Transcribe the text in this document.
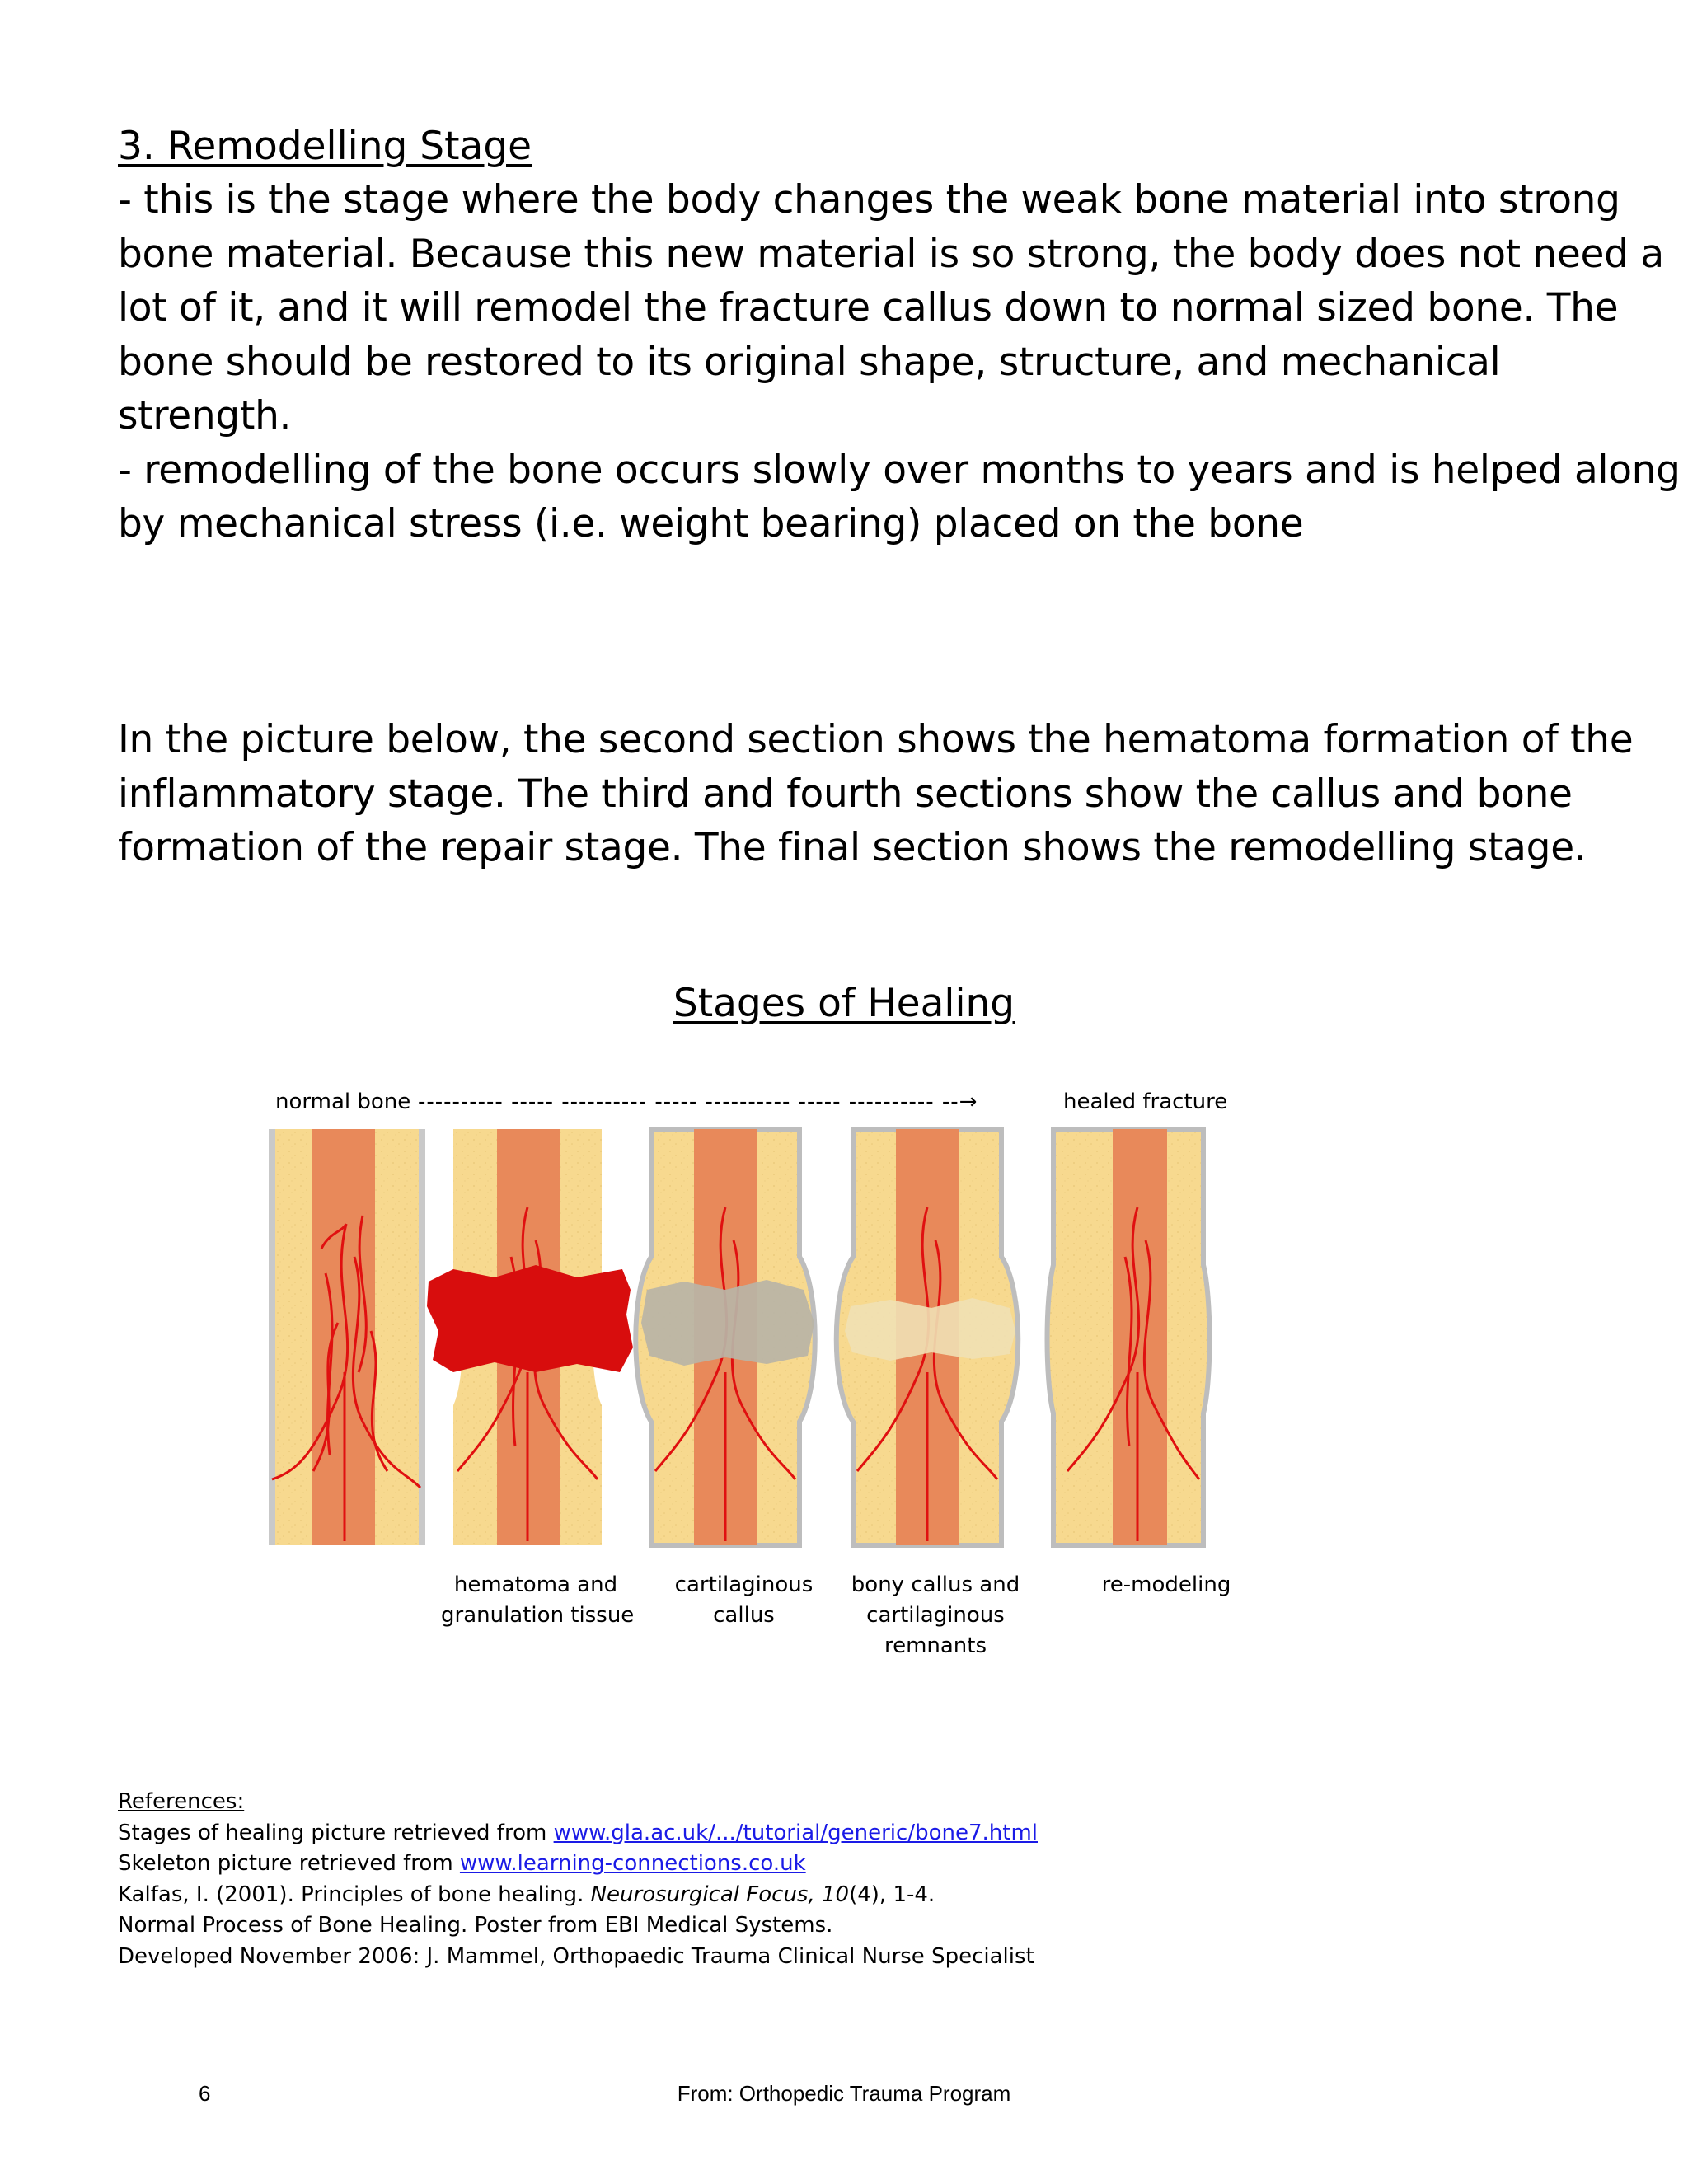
3. Remodelling Stage
- this is the stage where the body changes the weak bone material into strong
bone material. Because this new material is so strong, the body does not need a
lot of it, and it will remodel the fracture callus down to normal sized bone. The
bone should be restored to its original shape, structure, and mechanical
strength.
- remodelling of the bone occurs slowly over months to years and is helped along
by mechanical stress (i.e. weight bearing) placed on the bone
In the picture below, the second section shows the hematoma formation of the
inflammatory stage. The third and fourth sections show the callus and bone
formation of the repair stage. The final section shows the remodelling stage.
Stages of Healing
normal bone ---------- ----- ---------- ----- ---------- ----- ---------- --→	healed fracture
hematoma and
granulation tissue
cartilaginous
callus
bony callus and
cartilaginous
remnants
re-modeling
References:
Stages of healing picture retrieved from www.gla.ac.uk/.../tutorial/generic/bone7.html
Skeleton picture retrieved from www.learning-connections.co.uk
Kalfas, I. (2001). Principles of bone healing. Neurosurgical Focus, 10(4), 1-4.
Normal Process of Bone Healing. Poster from EBI Medical Systems.
Developed November 2006: J. Mammel, Orthopaedic Trauma Clinical Nurse Specialist
6	From: Orthopedic Trauma Program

■ ■ ■ ■

- WHAT YOU HAVE TO DO:
Quote the data above in full, leaving out the pictures it holds.

- OUTPUT FOR THIS EXERCISE:
Transcribe the text in this document.
3. Remodelling Stage
- this is the stage where the body changes the weak bone material into strong
bone material. Because this new material is so strong, the body does not need a
lot of it, and it will remodel the fracture callus down to normal sized bone. The
bone should be restored to its original shape, structure, and mechanical
strength.
- remodelling of the bone occurs slowly over months to years and is helped along
by mechanical stress (i.e. weight bearing) placed on the bone
In the picture below, the second section shows the hematoma formation of the
inflammatory stage. The third and fourth sections show the callus and bone
formation of the repair stage. The final section shows the remodelling stage.
Stages of Healing
normal bone ---------- ----- ---------- ----- ---------- ----- ---------- --→	healed fracture
hematoma and
granulation tissue
cartilaginous
callus
bony callus and
cartilaginous
remnants
re-modeling
References:
Stages of healing picture retrieved from www.gla.ac.uk/.../tutorial/generic/bone7.html
Skeleton picture retrieved from www.learning-connections.co.uk
Kalfas, I. (2001). Principles of bone healing. Neurosurgical Focus, 10(4), 1-4.
Normal Process of Bone Healing. Poster from EBI Medical Systems.
Developed November 2006: J. Mammel, Orthopaedic Trauma Clinical Nurse Specialist
6	From: Orthopedic Trauma Program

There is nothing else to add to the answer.